* The problem:
Please copy every line of the records below that holds the word "одну".

* Data provided:
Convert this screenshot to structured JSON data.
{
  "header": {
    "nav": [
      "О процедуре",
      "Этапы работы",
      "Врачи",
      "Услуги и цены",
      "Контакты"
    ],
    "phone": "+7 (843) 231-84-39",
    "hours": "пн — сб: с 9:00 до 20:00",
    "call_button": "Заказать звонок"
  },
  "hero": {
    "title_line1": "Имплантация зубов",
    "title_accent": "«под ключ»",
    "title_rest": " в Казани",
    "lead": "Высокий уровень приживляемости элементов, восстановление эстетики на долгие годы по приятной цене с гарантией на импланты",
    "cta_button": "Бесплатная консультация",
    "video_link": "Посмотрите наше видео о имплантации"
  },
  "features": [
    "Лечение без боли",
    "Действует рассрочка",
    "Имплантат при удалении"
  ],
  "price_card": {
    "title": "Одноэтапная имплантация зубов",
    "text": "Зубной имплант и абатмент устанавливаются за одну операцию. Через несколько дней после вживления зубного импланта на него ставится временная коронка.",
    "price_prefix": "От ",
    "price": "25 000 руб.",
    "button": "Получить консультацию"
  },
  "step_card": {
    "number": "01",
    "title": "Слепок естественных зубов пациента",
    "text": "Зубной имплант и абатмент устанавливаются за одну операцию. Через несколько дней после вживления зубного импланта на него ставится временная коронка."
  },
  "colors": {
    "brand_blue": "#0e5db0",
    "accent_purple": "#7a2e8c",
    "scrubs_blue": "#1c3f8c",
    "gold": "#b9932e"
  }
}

* Result:
    "text": "Зубной имплант и абатмент устанавливаются за одну операцию. Через несколько дней после вживления зубного импланта на него ставится временная коронка.",
    "text": "Зубной имплант и абатмент устанавливаются за одну операцию. Через несколько дней после вживления зубного импланта на него ставится временная коронка."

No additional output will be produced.